■ Document section
┄┄┄┄┄┄┄┄┄┄┄┄┄┄┄┄┄┄┄┄

The faulting, folding, and fractures of bedrock aquifers and their confining layers, which result in varying geometry and hydraulic properties, can have a significant impact on groundwater flow (Spottke et al. 2005; DesRoches et al. 2014; El-Rayes et al. 2017, 2020; Moore and Walsh 2021). Faults have a massive effect on groundwater flow in the Quaternary aquifer of the SSCP. The geometry of the buried graben and horst features caused by major tectonic rifting of the Gulf of Suez has a significant effect on the flow pattern and thickness of the overlaid shallow Quaternary aquifer in the SSCP (Figs. 19 and 20). The buried horst influences the geometry of the top quaternary aquifer, causing aquifer thickness to thin and groundwater levels to rise, resulting in water logging.

The groundwater flow direction in the Quaternary aquifer is guided by the clay layer topped horst beneath it. When groundwater recharged and circulating in the Quaternary aquifer reaches the depth of the impermeable clay-capped horst, it is directed in part towards the east (to the Suez Canal) and the northeast (to the Bitter Lakes) (Fig. 11). Actually, the position of the groundwater level is defined by this clay-capped horst, which may be raised above the ground surface, resulting in the formation of water logging features, particularly at topographic depressions.

The influence of morphotectonics on the vulnerability to hydro-hazards

Water logging and soil salinization, caused by recent human activities at the SSCP, are now the most prevalent desertification phenomena, endangering soil fertility and causing significant water loss through evaporation. The prevailing morphological and tectonic evolution of the enclosed area has a strong influence on aquifer thickness (Rubio et al. 2007). The thickness of the Quaternary aquifer that lies on top of the buried horst structures is closely connected with the distribution of water logging sites along the SSCP (Fig. 19). The most vulnerable area to water logging and, as a consequence, soil salinization is the thin water-bearing formation zone that lies above the buried horst structure at the recharge zone (Fig. 19). The rapid recharge rate of seepage from irrigation systems and the excess irrigation water returned-flow from the recently reclaimed cultivated lands both contribute to the development of water logging at the recharge zone of SSCP. The graben faulting created a sedimentary basin filled with thick sediments that serves as a groundwater reservoir zone at the lowlands discharge border (Fig. 20).

┄┄┄┄┄┄┄┄┄┄┄┄┄┄┄┄┄┄┄┄

(Saved entries)
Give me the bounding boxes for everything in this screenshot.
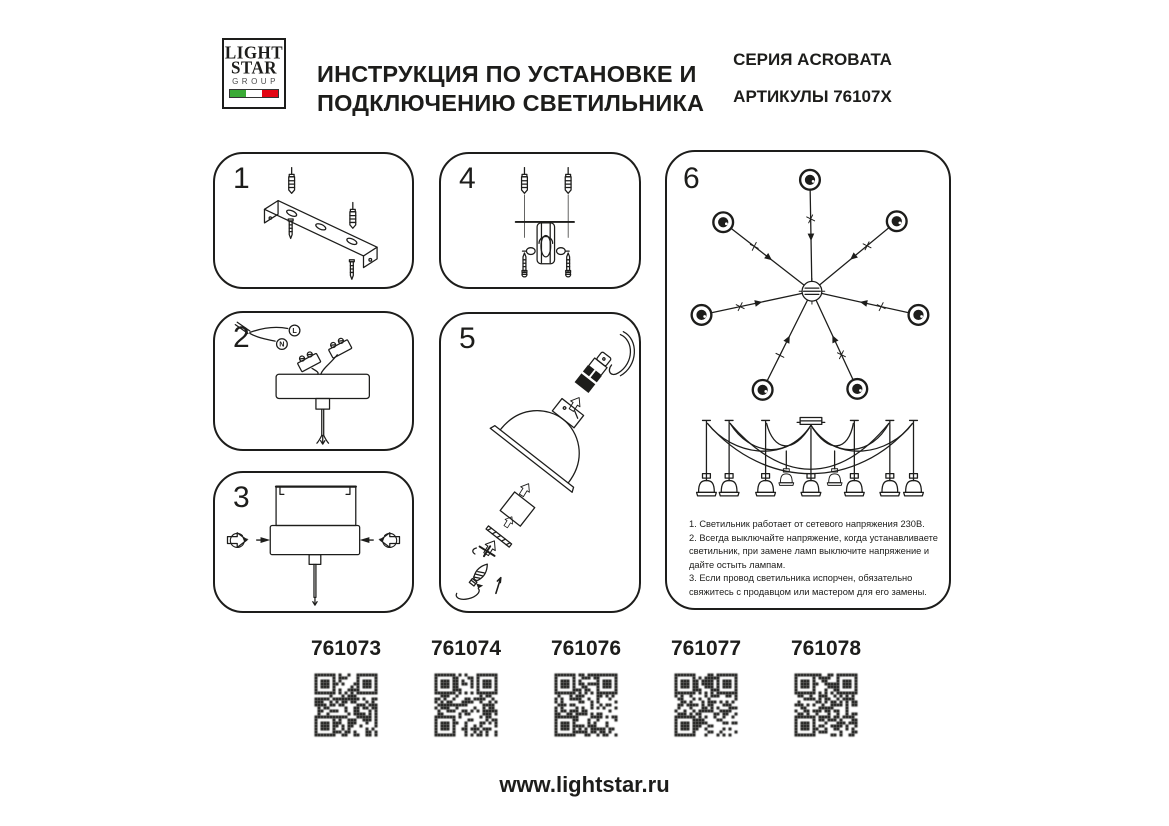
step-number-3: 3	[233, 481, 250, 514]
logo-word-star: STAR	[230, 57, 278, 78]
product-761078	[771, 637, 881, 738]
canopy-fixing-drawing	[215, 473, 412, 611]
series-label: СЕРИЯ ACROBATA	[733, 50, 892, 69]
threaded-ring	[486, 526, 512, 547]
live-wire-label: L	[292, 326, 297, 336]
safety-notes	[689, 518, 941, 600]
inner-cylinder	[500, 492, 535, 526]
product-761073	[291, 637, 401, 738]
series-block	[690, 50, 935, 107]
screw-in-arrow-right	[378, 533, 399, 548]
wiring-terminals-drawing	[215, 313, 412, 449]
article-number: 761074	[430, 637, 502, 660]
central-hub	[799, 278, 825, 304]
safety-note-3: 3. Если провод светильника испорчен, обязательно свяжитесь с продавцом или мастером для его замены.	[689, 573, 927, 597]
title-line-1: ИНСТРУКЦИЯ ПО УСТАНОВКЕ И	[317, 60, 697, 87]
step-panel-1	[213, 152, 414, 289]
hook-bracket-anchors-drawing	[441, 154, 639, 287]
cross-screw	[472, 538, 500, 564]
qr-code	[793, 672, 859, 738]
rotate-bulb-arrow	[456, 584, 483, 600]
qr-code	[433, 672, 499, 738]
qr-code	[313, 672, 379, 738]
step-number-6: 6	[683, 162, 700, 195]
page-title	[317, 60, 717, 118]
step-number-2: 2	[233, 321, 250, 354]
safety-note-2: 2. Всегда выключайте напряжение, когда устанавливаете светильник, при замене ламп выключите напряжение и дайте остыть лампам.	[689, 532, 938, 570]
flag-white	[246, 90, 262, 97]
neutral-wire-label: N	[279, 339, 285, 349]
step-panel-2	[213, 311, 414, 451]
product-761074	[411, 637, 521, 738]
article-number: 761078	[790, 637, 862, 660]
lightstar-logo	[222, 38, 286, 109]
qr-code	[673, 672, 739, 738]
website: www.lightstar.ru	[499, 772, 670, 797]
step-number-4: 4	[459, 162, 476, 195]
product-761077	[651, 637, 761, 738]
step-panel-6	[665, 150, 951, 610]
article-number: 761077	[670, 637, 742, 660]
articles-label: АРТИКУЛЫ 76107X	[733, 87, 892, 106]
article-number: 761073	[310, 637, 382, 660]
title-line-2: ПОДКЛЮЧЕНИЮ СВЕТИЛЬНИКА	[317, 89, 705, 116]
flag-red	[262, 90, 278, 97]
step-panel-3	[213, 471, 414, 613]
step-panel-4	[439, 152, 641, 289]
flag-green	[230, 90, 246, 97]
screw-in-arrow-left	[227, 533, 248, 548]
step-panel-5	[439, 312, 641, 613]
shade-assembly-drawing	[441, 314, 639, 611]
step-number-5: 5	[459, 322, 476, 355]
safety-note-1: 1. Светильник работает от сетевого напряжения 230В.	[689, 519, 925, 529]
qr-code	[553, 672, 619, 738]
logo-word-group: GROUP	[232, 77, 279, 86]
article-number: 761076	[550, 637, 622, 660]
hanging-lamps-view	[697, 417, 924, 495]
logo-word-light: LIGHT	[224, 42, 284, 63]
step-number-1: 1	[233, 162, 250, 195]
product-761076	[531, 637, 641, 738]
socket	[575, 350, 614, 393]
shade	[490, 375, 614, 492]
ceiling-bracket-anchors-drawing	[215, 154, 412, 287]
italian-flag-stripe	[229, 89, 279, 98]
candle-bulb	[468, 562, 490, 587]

┄┄┄┄┄┄┄┄┄┄┄┄┄┄┄┄┄┄┄┄

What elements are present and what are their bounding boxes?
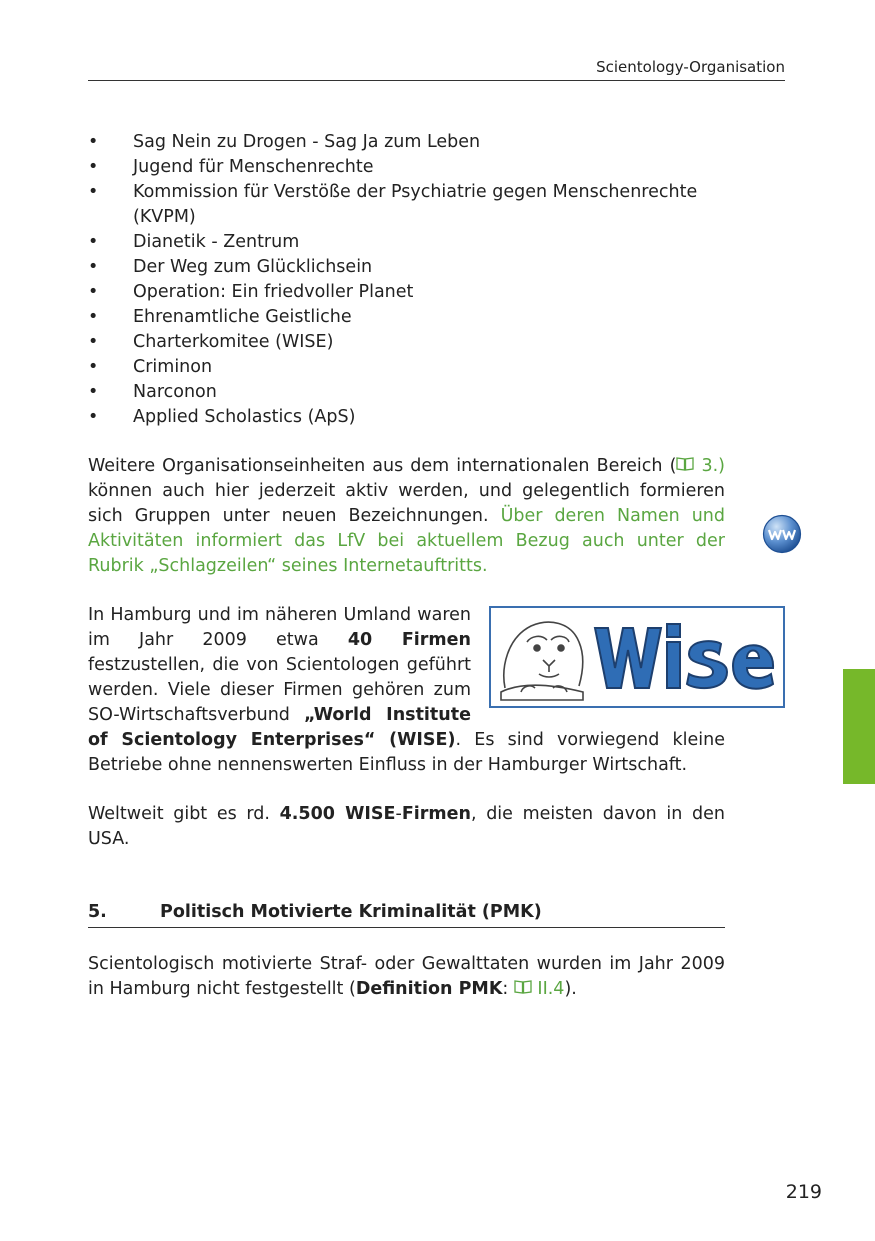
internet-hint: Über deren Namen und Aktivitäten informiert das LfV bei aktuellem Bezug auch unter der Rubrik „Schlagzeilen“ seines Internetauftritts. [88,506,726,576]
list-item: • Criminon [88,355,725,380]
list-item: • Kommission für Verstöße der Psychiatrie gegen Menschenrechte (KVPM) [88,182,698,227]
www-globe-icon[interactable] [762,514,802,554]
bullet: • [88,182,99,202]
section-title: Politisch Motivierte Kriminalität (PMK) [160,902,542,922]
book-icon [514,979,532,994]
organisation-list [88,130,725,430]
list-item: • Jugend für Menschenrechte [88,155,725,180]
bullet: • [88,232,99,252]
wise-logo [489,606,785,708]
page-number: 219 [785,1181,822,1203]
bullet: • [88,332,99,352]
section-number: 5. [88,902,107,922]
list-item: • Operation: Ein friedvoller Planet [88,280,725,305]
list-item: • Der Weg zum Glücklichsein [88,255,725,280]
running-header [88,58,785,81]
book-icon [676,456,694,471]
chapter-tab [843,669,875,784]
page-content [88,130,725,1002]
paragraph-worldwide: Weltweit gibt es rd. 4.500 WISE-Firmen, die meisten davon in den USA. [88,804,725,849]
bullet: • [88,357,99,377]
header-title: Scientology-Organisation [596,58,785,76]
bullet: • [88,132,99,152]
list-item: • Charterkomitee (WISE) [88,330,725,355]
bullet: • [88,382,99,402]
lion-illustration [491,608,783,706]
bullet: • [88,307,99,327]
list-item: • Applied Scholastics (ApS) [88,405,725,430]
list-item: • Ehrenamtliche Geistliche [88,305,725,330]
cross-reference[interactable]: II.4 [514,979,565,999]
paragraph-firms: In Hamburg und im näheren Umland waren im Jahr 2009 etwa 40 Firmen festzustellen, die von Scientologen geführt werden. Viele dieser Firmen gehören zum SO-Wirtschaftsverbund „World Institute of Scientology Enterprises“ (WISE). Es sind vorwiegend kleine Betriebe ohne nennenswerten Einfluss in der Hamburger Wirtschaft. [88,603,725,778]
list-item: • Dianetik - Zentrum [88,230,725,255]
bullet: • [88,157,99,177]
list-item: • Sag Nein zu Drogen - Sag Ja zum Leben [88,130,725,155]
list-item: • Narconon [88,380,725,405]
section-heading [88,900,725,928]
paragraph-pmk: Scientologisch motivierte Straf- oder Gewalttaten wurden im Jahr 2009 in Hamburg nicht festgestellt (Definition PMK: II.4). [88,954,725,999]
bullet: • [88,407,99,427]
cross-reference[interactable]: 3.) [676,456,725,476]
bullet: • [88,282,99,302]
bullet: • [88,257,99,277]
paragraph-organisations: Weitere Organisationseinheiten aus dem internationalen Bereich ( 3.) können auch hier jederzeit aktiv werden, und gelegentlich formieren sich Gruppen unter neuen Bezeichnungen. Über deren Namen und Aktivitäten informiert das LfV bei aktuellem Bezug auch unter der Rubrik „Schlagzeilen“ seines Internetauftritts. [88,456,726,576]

┄┄┄┄┄┄┄┄┄┄┄┄┄┄┄┄┄┄┄┄

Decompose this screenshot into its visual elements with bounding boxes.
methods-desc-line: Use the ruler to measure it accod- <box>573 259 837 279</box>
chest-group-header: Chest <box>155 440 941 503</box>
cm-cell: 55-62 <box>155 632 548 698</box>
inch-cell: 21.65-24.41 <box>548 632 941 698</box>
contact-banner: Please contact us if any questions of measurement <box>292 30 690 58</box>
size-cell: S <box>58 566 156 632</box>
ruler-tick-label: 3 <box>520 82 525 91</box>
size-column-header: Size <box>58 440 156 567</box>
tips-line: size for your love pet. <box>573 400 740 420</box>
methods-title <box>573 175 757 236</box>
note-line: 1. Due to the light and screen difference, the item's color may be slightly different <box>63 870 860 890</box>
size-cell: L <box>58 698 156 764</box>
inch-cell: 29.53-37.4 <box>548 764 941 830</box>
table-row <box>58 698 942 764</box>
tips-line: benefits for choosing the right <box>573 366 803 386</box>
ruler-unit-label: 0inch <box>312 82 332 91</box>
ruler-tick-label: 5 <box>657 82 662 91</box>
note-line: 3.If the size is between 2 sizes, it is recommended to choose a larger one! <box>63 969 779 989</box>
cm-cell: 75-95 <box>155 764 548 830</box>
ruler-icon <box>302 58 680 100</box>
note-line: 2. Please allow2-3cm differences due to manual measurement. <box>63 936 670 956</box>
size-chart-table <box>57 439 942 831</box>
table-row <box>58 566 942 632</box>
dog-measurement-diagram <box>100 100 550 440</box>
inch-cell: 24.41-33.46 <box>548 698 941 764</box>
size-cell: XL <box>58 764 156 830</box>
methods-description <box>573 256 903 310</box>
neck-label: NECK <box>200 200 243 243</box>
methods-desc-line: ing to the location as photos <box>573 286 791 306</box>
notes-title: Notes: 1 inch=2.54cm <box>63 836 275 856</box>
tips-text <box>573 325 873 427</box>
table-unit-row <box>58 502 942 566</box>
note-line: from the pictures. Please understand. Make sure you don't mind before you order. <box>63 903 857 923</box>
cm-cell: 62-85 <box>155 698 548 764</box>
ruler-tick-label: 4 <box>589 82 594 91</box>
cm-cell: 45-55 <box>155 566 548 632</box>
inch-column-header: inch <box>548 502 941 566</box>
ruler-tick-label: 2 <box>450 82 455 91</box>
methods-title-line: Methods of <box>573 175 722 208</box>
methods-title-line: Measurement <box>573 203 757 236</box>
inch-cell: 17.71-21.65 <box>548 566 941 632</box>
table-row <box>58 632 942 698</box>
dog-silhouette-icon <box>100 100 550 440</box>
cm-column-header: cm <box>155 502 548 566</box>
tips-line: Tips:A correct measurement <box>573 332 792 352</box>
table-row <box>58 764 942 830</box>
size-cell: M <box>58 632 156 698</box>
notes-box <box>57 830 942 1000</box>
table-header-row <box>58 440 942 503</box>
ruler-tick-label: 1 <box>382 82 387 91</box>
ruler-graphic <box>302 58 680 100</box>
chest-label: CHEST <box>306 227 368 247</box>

┄┄┄┄┄┄┄┄┄┄┄┄┄┄┄┄┄┄┄┄

■ Written request A
According to the groundwater passage, where is groundwater partly directed when it reaches the depth of the clay-capped horst?
■ Written request B
Repeat the part of the groundwater passage that begins at the words "The faulting, folding, and" and stops after "in water logging.".
These entries have nothing to do with the groundwater passage.

■ Full answer A
Toward the east (to the Suez Canal) and the northeast (to the Bitter Lakes).

■ Full answer B
The faulting, folding, and fractures of bedrock aquifers and their confining layers, which result in varying geometry and hydraulic properties, can have a significant impact on groundwater flow (Spottke et al. 2005; DesRoches et al. 2014; El-Rayes et al. 2017, 2020; Moore and Walsh 2021). Faults have a massive effect on groundwater flow in the Quaternary aquifer of the SSCP. The geometry of the buried graben and horst features caused by major tectonic rifting of the Gulf of Suez has a significant effect on the flow pattern and thickness of the overlaid shallow Quaternary aquifer in the SSCP (Figs. 19 and 20). The buried horst influences the geometry of the top quaternary aquifer, causing aquifer thickness to thin and groundwater levels to rise, resulting in water logging.